▶ [Aim]: Select every line holding the word "Crawler" and copy it.

▶ [Exercise materials]:
──────
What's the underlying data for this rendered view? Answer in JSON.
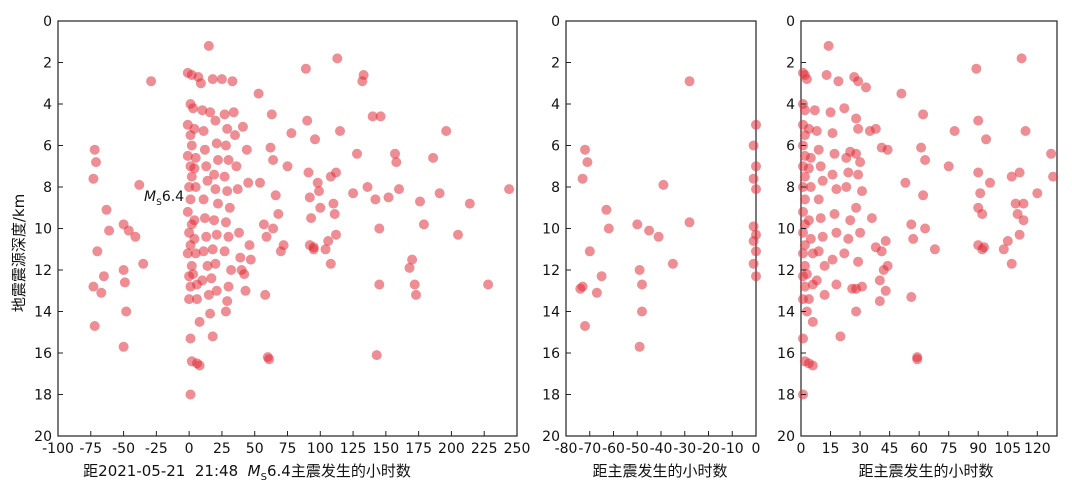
{
  "chart_data": [
    {
      "type": "scatter",
      "xlabel": "距2021-05-21  21:48  MS6.4主震发生的小时数",
      "xlabel_parts": {
        "prefix": "距2021-05-21  21:48  ",
        "M": "M",
        "sub": "S",
        "suffix": "6.4主震发生的小时数"
      },
      "ylabel": "地震震源深度/km",
      "xlim": [
        -100,
        250
      ],
      "ylim": [
        0,
        20
      ],
      "y_inverted": true,
      "xticks": [
        -100,
        -75,
        -50,
        -25,
        0,
        25,
        50,
        75,
        100,
        125,
        150,
        175,
        200,
        225,
        250
      ],
      "yticks": [
        0,
        2,
        4,
        6,
        8,
        10,
        12,
        14,
        16,
        18,
        20
      ],
      "annotation": {
        "M": "M",
        "sub": "S",
        "text": "6.4",
        "x": 0,
        "y": 8.4
      },
      "points": [
        [
          -73,
          12.8
        ],
        [
          -72,
          6.2
        ],
        [
          -71,
          6.8
        ],
        [
          -73,
          7.6
        ],
        [
          -72,
          14.7
        ],
        [
          -70,
          11.1
        ],
        [
          -67,
          13.1
        ],
        [
          -65,
          12.3
        ],
        [
          -63,
          9.1
        ],
        [
          -61,
          10.1
        ],
        [
          -50,
          15.7
        ],
        [
          -48,
          14.0
        ],
        [
          -50,
          12.0
        ],
        [
          -49,
          12.6
        ],
        [
          -50,
          9.8
        ],
        [
          -46,
          10.1
        ],
        [
          -41,
          10.4
        ],
        [
          -38,
          7.9
        ],
        [
          -35,
          11.7
        ],
        [
          -29,
          2.9
        ],
        [
          -1,
          2.5
        ],
        [
          2,
          2.6
        ],
        [
          1,
          4.0
        ],
        [
          3,
          4.2
        ],
        [
          -1,
          5.0
        ],
        [
          1,
          5.5
        ],
        [
          2,
          6.0
        ],
        [
          -1,
          6.5
        ],
        [
          1,
          7.0
        ],
        [
          2,
          7.5
        ],
        [
          0,
          8.0
        ],
        [
          1,
          8.6
        ],
        [
          -1,
          9.2
        ],
        [
          2,
          9.8
        ],
        [
          0,
          10.2
        ],
        [
          1,
          10.8
        ],
        [
          -1,
          11.2
        ],
        [
          2,
          11.8
        ],
        [
          0,
          12.3
        ],
        [
          1,
          12.8
        ],
        [
          0,
          13.4
        ],
        [
          1,
          15.3
        ],
        [
          2,
          16.4
        ],
        [
          6,
          16.5
        ],
        [
          8,
          16.6
        ],
        [
          1,
          18.0
        ],
        [
          8,
          14.5
        ],
        [
          6,
          13.4
        ],
        [
          4,
          5.2
        ],
        [
          4,
          7.1
        ],
        [
          5,
          8.0
        ],
        [
          4,
          9.6
        ],
        [
          4,
          10.5
        ],
        [
          5,
          11.2
        ],
        [
          3,
          12.2
        ],
        [
          5,
          6.6
        ],
        [
          6,
          12.7
        ],
        [
          7,
          2.7
        ],
        [
          9,
          3.0
        ],
        [
          10,
          4.3
        ],
        [
          11,
          5.3
        ],
        [
          12,
          6.2
        ],
        [
          13,
          7.0
        ],
        [
          14,
          7.7
        ],
        [
          11,
          8.6
        ],
        [
          12,
          9.5
        ],
        [
          13,
          10.4
        ],
        [
          11,
          11.1
        ],
        [
          14,
          11.8
        ],
        [
          10,
          12.5
        ],
        [
          15,
          13.2
        ],
        [
          16,
          14.1
        ],
        [
          15,
          1.2
        ],
        [
          18,
          2.8
        ],
        [
          16,
          4.4
        ],
        [
          20,
          4.8
        ],
        [
          21,
          5.9
        ],
        [
          22,
          6.7
        ],
        [
          19,
          7.4
        ],
        [
          20,
          8.1
        ],
        [
          22,
          8.8
        ],
        [
          19,
          9.6
        ],
        [
          21,
          10.3
        ],
        [
          18,
          11.0
        ],
        [
          20,
          11.7
        ],
        [
          17,
          12.4
        ],
        [
          21,
          13.0
        ],
        [
          18,
          15.2
        ],
        [
          25,
          2.8
        ],
        [
          27,
          4.5
        ],
        [
          29,
          5.2
        ],
        [
          28,
          6.0
        ],
        [
          30,
          6.7
        ],
        [
          27,
          7.5
        ],
        [
          29,
          8.2
        ],
        [
          31,
          9.0
        ],
        [
          28,
          9.7
        ],
        [
          30,
          10.4
        ],
        [
          27,
          11.1
        ],
        [
          32,
          12.0
        ],
        [
          30,
          12.8
        ],
        [
          29,
          13.5
        ],
        [
          28,
          14.0
        ],
        [
          33,
          2.9
        ],
        [
          34,
          4.4
        ],
        [
          35,
          5.5
        ],
        [
          36,
          7.0
        ],
        [
          37,
          8.1
        ],
        [
          38,
          10.2
        ],
        [
          39,
          11.4
        ],
        [
          40,
          12.0
        ],
        [
          42,
          12.2
        ],
        [
          41,
          5.1
        ],
        [
          44,
          6.2
        ],
        [
          45,
          7.8
        ],
        [
          46,
          10.8
        ],
        [
          43,
          13.0
        ],
        [
          47,
          11.5
        ],
        [
          53,
          3.5
        ],
        [
          54,
          7.8
        ],
        [
          57,
          9.8
        ],
        [
          59,
          10.4
        ],
        [
          58,
          13.2
        ],
        [
          60,
          16.2
        ],
        [
          61,
          16.3
        ],
        [
          63,
          4.5
        ],
        [
          62,
          6.1
        ],
        [
          64,
          6.7
        ],
        [
          64,
          10.0
        ],
        [
          66,
          8.4
        ],
        [
          68,
          9.3
        ],
        [
          70,
          11.1
        ],
        [
          72,
          10.8
        ],
        [
          75,
          7.0
        ],
        [
          78,
          5.4
        ],
        [
          89,
          2.3
        ],
        [
          90,
          4.8
        ],
        [
          91,
          7.3
        ],
        [
          92,
          8.5
        ],
        [
          93,
          9.5
        ],
        [
          92,
          10.8
        ],
        [
          95,
          10.9
        ],
        [
          96,
          5.7
        ],
        [
          95,
          11.0
        ],
        [
          98,
          7.8
        ],
        [
          99,
          8.2
        ],
        [
          100,
          9.0
        ],
        [
          104,
          11.0
        ],
        [
          106,
          10.6
        ],
        [
          108,
          11.7
        ],
        [
          108,
          7.5
        ],
        [
          110,
          8.8
        ],
        [
          111,
          9.3
        ],
        [
          112,
          7.3
        ],
        [
          113,
          1.8
        ],
        [
          115,
          5.3
        ],
        [
          112,
          10.3
        ],
        [
          125,
          8.3
        ],
        [
          128,
          6.4
        ],
        [
          132,
          2.9
        ],
        [
          133,
          2.6
        ],
        [
          136,
          8.0
        ],
        [
          140,
          4.6
        ],
        [
          142,
          8.6
        ],
        [
          145,
          10.0
        ],
        [
          145,
          12.7
        ],
        [
          146,
          4.6
        ],
        [
          152,
          8.5
        ],
        [
          157,
          6.4
        ],
        [
          158,
          6.8
        ],
        [
          160,
          8.1
        ],
        [
          168,
          11.9
        ],
        [
          170,
          11.5
        ],
        [
          172,
          12.7
        ],
        [
          173,
          13.2
        ],
        [
          176,
          8.7
        ],
        [
          179,
          9.8
        ],
        [
          186,
          6.6
        ],
        [
          191,
          8.3
        ],
        [
          196,
          5.3
        ],
        [
          205,
          10.3
        ],
        [
          214,
          8.8
        ],
        [
          228,
          12.7
        ],
        [
          244,
          8.1
        ],
        [
          143,
          16.1
        ]
      ]
    },
    {
      "type": "scatter",
      "xlabel": "距主震发生的小时数",
      "xlim": [
        -80,
        0
      ],
      "ylim": [
        0,
        20
      ],
      "y_inverted": true,
      "xticks": [
        -80,
        -70,
        -60,
        -50,
        -40,
        -30,
        -20,
        -10,
        0
      ],
      "yticks": [
        0,
        2,
        4,
        6,
        8,
        10,
        12,
        14,
        16,
        18,
        20
      ],
      "points": [
        [
          -74,
          12.9
        ],
        [
          -73,
          12.8
        ],
        [
          -72,
          6.2
        ],
        [
          -71,
          6.8
        ],
        [
          -73,
          7.6
        ],
        [
          -72,
          14.7
        ],
        [
          -70,
          11.1
        ],
        [
          -67,
          13.1
        ],
        [
          -65,
          12.3
        ],
        [
          -63,
          9.1
        ],
        [
          -62,
          10.0
        ],
        [
          -49,
          15.7
        ],
        [
          -48,
          14.0
        ],
        [
          -49,
          12.0
        ],
        [
          -48,
          12.7
        ],
        [
          -50,
          9.8
        ],
        [
          -45,
          10.1
        ],
        [
          -41,
          10.4
        ],
        [
          -39,
          7.9
        ],
        [
          -35,
          11.7
        ],
        [
          -28,
          9.7
        ],
        [
          -28,
          2.9
        ],
        [
          0,
          5.0
        ],
        [
          -1,
          6.0
        ],
        [
          0,
          7.0
        ],
        [
          -1,
          7.6
        ],
        [
          0,
          8.1
        ],
        [
          -1,
          9.9
        ],
        [
          0,
          10.3
        ],
        [
          -1,
          10.6
        ],
        [
          0,
          11.1
        ],
        [
          -1,
          11.7
        ],
        [
          0,
          12.3
        ]
      ]
    },
    {
      "type": "scatter",
      "xlabel": "距主震发生的小时数",
      "xlim": [
        0,
        130
      ],
      "ylim": [
        0,
        20
      ],
      "y_inverted": true,
      "xticks": [
        0,
        15,
        30,
        45,
        60,
        75,
        90,
        105,
        120
      ],
      "yticks": [
        0,
        2,
        4,
        6,
        8,
        10,
        12,
        14,
        16,
        18,
        20
      ],
      "points": [
        [
          1,
          2.5
        ],
        [
          2,
          2.6
        ],
        [
          3,
          2.8
        ],
        [
          1,
          4.0
        ],
        [
          2,
          4.3
        ],
        [
          1,
          5.0
        ],
        [
          2,
          5.5
        ],
        [
          1,
          6.0
        ],
        [
          2,
          6.5
        ],
        [
          1,
          7.0
        ],
        [
          2,
          7.5
        ],
        [
          1,
          8.0
        ],
        [
          2,
          8.6
        ],
        [
          1,
          9.2
        ],
        [
          2,
          9.8
        ],
        [
          1,
          10.2
        ],
        [
          2,
          10.8
        ],
        [
          1,
          11.2
        ],
        [
          2,
          11.8
        ],
        [
          1,
          12.3
        ],
        [
          2,
          12.8
        ],
        [
          1,
          13.4
        ],
        [
          1,
          15.3
        ],
        [
          2,
          16.4
        ],
        [
          4,
          16.5
        ],
        [
          6,
          16.6
        ],
        [
          1,
          18.0
        ],
        [
          6,
          14.5
        ],
        [
          4,
          13.4
        ],
        [
          3,
          14.0
        ],
        [
          4,
          5.2
        ],
        [
          4,
          7.1
        ],
        [
          5,
          8.0
        ],
        [
          4,
          9.6
        ],
        [
          5,
          10.5
        ],
        [
          6,
          11.2
        ],
        [
          3,
          12.2
        ],
        [
          5,
          6.6
        ],
        [
          6,
          12.7
        ],
        [
          7,
          4.3
        ],
        [
          8,
          5.3
        ],
        [
          9,
          6.2
        ],
        [
          10,
          7.0
        ],
        [
          11,
          7.7
        ],
        [
          9,
          8.6
        ],
        [
          10,
          9.5
        ],
        [
          11,
          10.4
        ],
        [
          9,
          11.1
        ],
        [
          12,
          11.8
        ],
        [
          8,
          12.5
        ],
        [
          12,
          13.2
        ],
        [
          14,
          1.2
        ],
        [
          13,
          2.6
        ],
        [
          15,
          4.4
        ],
        [
          16,
          5.4
        ],
        [
          17,
          6.4
        ],
        [
          16,
          7.4
        ],
        [
          18,
          8.1
        ],
        [
          17,
          9.3
        ],
        [
          18,
          10.2
        ],
        [
          16,
          11.5
        ],
        [
          18,
          12.7
        ],
        [
          20,
          15.2
        ],
        [
          19,
          2.9
        ],
        [
          22,
          4.2
        ],
        [
          23,
          6.6
        ],
        [
          24,
          7.3
        ],
        [
          23,
          8.0
        ],
        [
          25,
          9.6
        ],
        [
          24,
          10.5
        ],
        [
          22,
          11.2
        ],
        [
          26,
          12.9
        ],
        [
          28,
          12.9
        ],
        [
          25,
          6.3
        ],
        [
          27,
          2.7
        ],
        [
          29,
          2.9
        ],
        [
          28,
          4.7
        ],
        [
          29,
          5.2
        ],
        [
          28,
          6.4
        ],
        [
          30,
          6.8
        ],
        [
          29,
          7.4
        ],
        [
          31,
          8.2
        ],
        [
          28,
          9.0
        ],
        [
          30,
          10.2
        ],
        [
          29,
          11.6
        ],
        [
          31,
          12.8
        ],
        [
          28,
          14.0
        ],
        [
          33,
          3.2
        ],
        [
          35,
          5.3
        ],
        [
          38,
          5.2
        ],
        [
          36,
          9.5
        ],
        [
          38,
          10.9
        ],
        [
          41,
          11.1
        ],
        [
          42,
          12.0
        ],
        [
          40,
          12.5
        ],
        [
          43,
          10.6
        ],
        [
          43,
          13.0
        ],
        [
          44,
          11.8
        ],
        [
          40,
          13.5
        ],
        [
          41,
          6.1
        ],
        [
          44,
          6.2
        ],
        [
          51,
          3.5
        ],
        [
          53,
          7.8
        ],
        [
          56,
          9.8
        ],
        [
          57,
          10.5
        ],
        [
          56,
          13.3
        ],
        [
          59,
          16.2
        ],
        [
          59,
          16.3
        ],
        [
          62,
          4.5
        ],
        [
          61,
          6.1
        ],
        [
          63,
          6.7
        ],
        [
          63,
          10.0
        ],
        [
          62,
          8.4
        ],
        [
          68,
          11.0
        ],
        [
          75,
          7.0
        ],
        [
          78,
          5.3
        ],
        [
          89,
          2.3
        ],
        [
          90,
          4.8
        ],
        [
          90,
          7.3
        ],
        [
          91,
          8.3
        ],
        [
          90,
          9.0
        ],
        [
          92,
          9.3
        ],
        [
          90,
          10.8
        ],
        [
          93,
          10.9
        ],
        [
          94,
          5.7
        ],
        [
          92,
          11.0
        ],
        [
          96,
          7.8
        ],
        [
          103,
          11.0
        ],
        [
          105,
          10.6
        ],
        [
          107,
          11.7
        ],
        [
          107,
          7.5
        ],
        [
          109,
          8.8
        ],
        [
          110,
          9.3
        ],
        [
          111,
          7.3
        ],
        [
          112,
          1.8
        ],
        [
          114,
          5.3
        ],
        [
          111,
          10.3
        ],
        [
          113,
          8.8
        ],
        [
          113,
          9.6
        ],
        [
          120,
          8.3
        ],
        [
          127,
          6.4
        ],
        [
          128,
          7.5
        ]
      ]
    }
  ]
}
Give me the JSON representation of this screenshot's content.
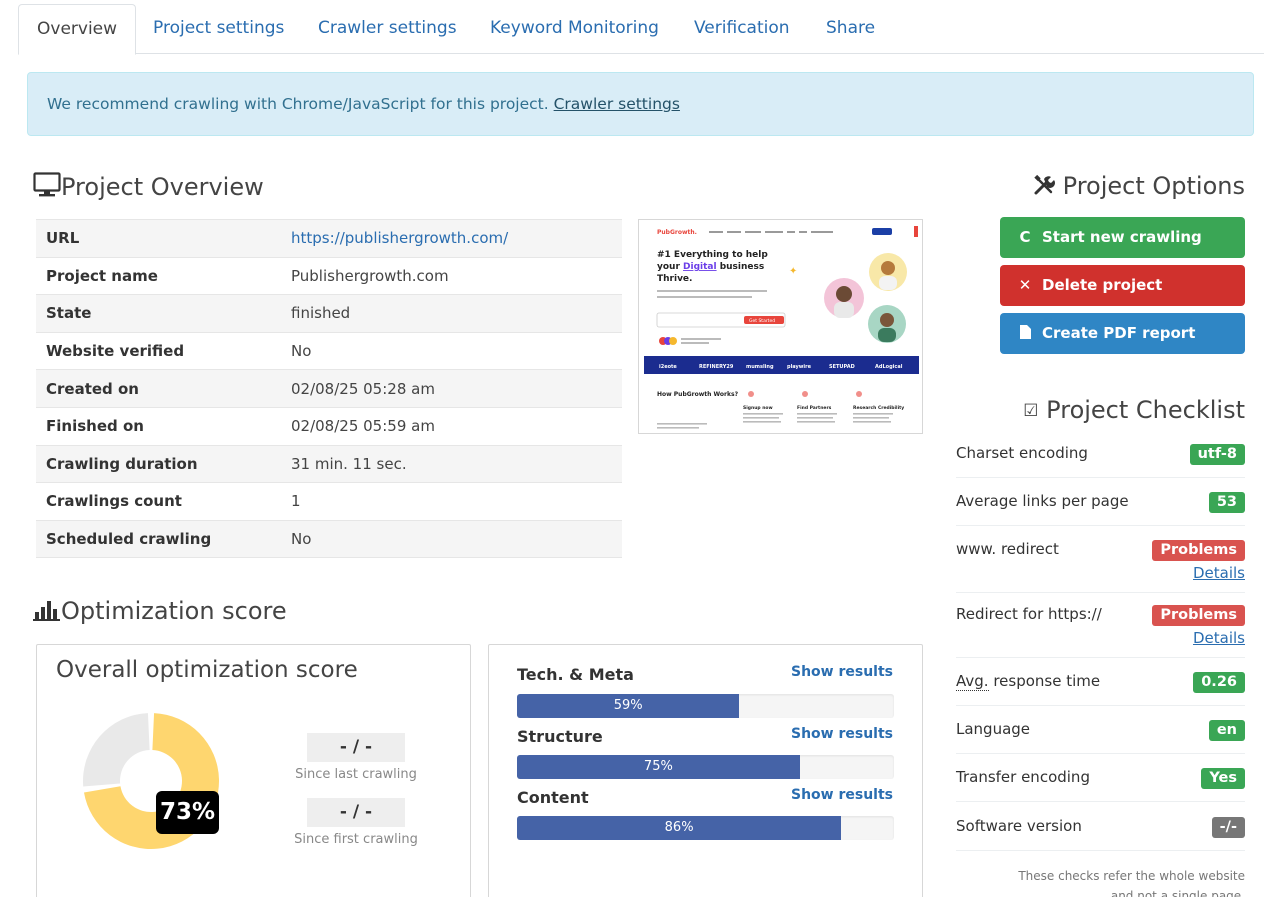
{
  "tabs": [
    "Overview",
    "Project settings",
    "Crawler settings",
    "Keyword Monitoring",
    "Verification",
    "Share"
  ],
  "alert": {
    "text": "We recommend crawling with Chrome/JavaScript for this project. ",
    "link": "Crawler settings"
  },
  "overview": {
    "title": "Project Overview",
    "rows": [
      {
        "key": "URL",
        "value": "https://publishergrowth.com/"
      },
      {
        "key": "Project name",
        "value": "Publishergrowth.com"
      },
      {
        "key": "State",
        "value": "finished"
      },
      {
        "key": "Website verified",
        "value": "No"
      },
      {
        "key": "Created on",
        "value": "02/08/25 05:28 am"
      },
      {
        "key": "Finished on",
        "value": "02/08/25 05:59 am"
      },
      {
        "key": "Crawling duration",
        "value": "31 min. 11 sec."
      },
      {
        "key": "Crawlings count",
        "value": "1"
      },
      {
        "key": "Scheduled crawling",
        "value": "No"
      }
    ]
  },
  "thumbnail": {
    "logo": "PubGrowth.",
    "headline_1": "#1 Everything to help",
    "headline_2a": "your ",
    "headline_2b": "Digital",
    "headline_2c": " business",
    "headline_3": "Thrive.",
    "cta": "Get Started",
    "brands": [
      "i2eote",
      "REFINERY29",
      "mumsling",
      "playwire",
      "SETUPAD",
      "AdLogical"
    ],
    "bottom_title": "How PubGrowth Works?",
    "bottom_cols": [
      "Signup now",
      "Find Partners",
      "Research Credibility"
    ]
  },
  "options": {
    "title": "Project Options",
    "buttons": [
      "Start new crawling",
      "Delete project",
      "Create PDF report"
    ]
  },
  "checklist": {
    "title": "Project Checklist",
    "items": [
      {
        "label": "Charset encoding",
        "value": "utf-8",
        "color": "#3aa655"
      },
      {
        "label": "Average links per page",
        "value": "53",
        "color": "#3aa655"
      },
      {
        "label": "www. redirect",
        "value": "Problems",
        "color": "#d9534f",
        "details": "Details"
      },
      {
        "label": "Redirect for https://",
        "value": "Problems",
        "color": "#d9534f",
        "details": "Details"
      },
      {
        "label_abbr": "Avg.",
        "label_rest": " response time",
        "value": "0.26",
        "color": "#3aa655"
      },
      {
        "label": "Language",
        "value": "en",
        "color": "#3aa655"
      },
      {
        "label": "Transfer encoding",
        "value": "Yes",
        "color": "#3aa655"
      },
      {
        "label": "Software version",
        "value": "-/-",
        "color": "#777777"
      }
    ],
    "note_1": "These checks refer the whole website",
    "note_2": "and not a single page."
  },
  "score": {
    "section_title": "Optimization score",
    "panel_title": "Overall optimization score",
    "overall": 73,
    "overall_label": "73%",
    "since_last": "- / -",
    "since_last_caption": "Since last crawling",
    "since_first": "- / -",
    "since_first_caption": "Since first crawling",
    "categories": [
      {
        "name": "Tech. & Meta",
        "value": 59,
        "label": "59%",
        "link": "Show results"
      },
      {
        "name": "Structure",
        "value": 75,
        "label": "75%",
        "link": "Show results"
      },
      {
        "name": "Content",
        "value": 86,
        "label": "86%",
        "link": "Show results"
      }
    ],
    "colors": {
      "filled": "#fed66f",
      "empty": "#e9e9e9",
      "bar": "#4563a7"
    }
  }
}
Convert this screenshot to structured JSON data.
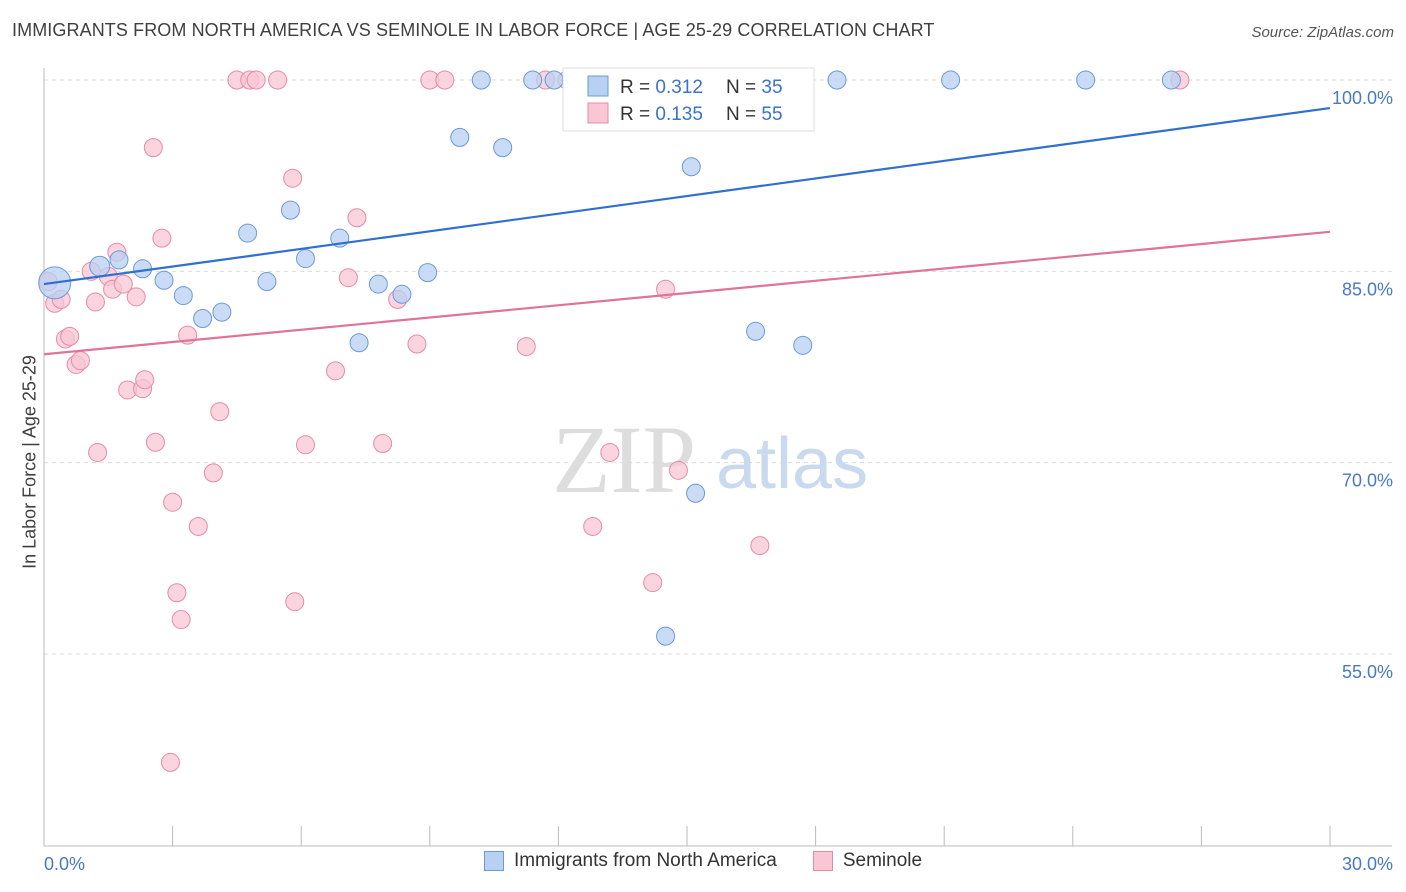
──────
▶ [Reply]:
    "Crawler settings",
    "link": "Crawler settings"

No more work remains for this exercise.